-- STORED RECORDS start --

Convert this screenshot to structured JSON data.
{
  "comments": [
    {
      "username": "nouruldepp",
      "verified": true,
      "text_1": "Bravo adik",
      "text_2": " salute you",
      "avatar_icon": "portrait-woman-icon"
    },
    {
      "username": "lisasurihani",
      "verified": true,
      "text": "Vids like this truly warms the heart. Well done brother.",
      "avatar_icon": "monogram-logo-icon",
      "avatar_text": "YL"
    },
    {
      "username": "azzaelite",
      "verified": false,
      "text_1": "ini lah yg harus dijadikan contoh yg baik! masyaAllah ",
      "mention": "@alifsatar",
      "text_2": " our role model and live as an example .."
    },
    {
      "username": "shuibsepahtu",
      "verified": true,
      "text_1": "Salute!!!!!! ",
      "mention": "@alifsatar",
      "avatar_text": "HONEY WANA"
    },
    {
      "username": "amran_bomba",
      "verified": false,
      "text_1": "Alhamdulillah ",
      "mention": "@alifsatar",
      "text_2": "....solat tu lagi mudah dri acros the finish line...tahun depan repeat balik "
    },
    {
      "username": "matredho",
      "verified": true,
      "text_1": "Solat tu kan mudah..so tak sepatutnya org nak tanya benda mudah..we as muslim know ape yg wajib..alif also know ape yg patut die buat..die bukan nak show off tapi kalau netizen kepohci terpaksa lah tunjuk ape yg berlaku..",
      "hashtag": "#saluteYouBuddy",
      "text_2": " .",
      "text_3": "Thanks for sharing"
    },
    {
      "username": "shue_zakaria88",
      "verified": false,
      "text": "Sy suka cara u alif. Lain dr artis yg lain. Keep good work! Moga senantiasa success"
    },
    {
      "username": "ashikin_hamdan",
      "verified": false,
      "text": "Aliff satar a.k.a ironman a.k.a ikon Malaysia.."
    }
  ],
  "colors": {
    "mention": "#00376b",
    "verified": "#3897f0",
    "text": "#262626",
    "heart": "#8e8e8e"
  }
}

-- STORED RECORDS end --

WORK INSTRUCTIONS =
Would you reproduce all the entries exactly?

WRITTEN ANSWER =
Convert this screenshot to structured JSON data.
{
  "comments": [
    {
      "username": "nouruldepp",
      "verified": true,
      "text_1": "Bravo adik",
      "text_2": " salute you",
      "avatar_icon": "portrait-woman-icon"
    },
    {
      "username": "lisasurihani",
      "verified": true,
      "text": "Vids like this truly warms the heart. Well done brother.",
      "avatar_icon": "monogram-logo-icon",
      "avatar_text": "YL"
    },
    {
      "username": "azzaelite",
      "verified": false,
      "text_1": "ini lah yg harus dijadikan contoh yg baik! masyaAllah ",
      "mention": "@alifsatar",
      "text_2": " our role model and live as an example .."
    },
    {
      "username": "shuibsepahtu",
      "verified": true,
      "text_1": "Salute!!!!!! ",
      "mention": "@alifsatar",
      "avatar_text": "HONEY WANA"
    },
    {
      "username": "amran_bomba",
      "verified": false,
      "text_1": "Alhamdulillah ",
      "mention": "@alifsatar",
      "text_2": "....solat tu lagi mudah dri acros the finish line...tahun depan repeat balik "
    },
    {
      "username": "matredho",
      "verified": true,
      "text_1": "Solat tu kan mudah..so tak sepatutnya org nak tanya benda mudah..we as muslim know ape yg wajib..alif also know ape yg patut die buat..die bukan nak show off tapi kalau netizen kepohci terpaksa lah tunjuk ape yg berlaku..",
      "hashtag": "#saluteYouBuddy",
      "text_2": " .",
      "text_3": "Thanks for sharing"
    },
    {
      "username": "shue_zakaria88",
      "verified": false,
      "text": "Sy suka cara u alif. Lain dr artis yg lain. Keep good work! Moga senantiasa success"
    },
    {
      "username": "ashikin_hamdan",
      "verified": false,
      "text": "Aliff satar a.k.a ironman a.k.a ikon Malaysia.."
    }
  ],
  "colors": {
    "mention": "#00376b",
    "verified": "#3897f0",
    "text": "#262626",
    "heart": "#8e8e8e"
  }
}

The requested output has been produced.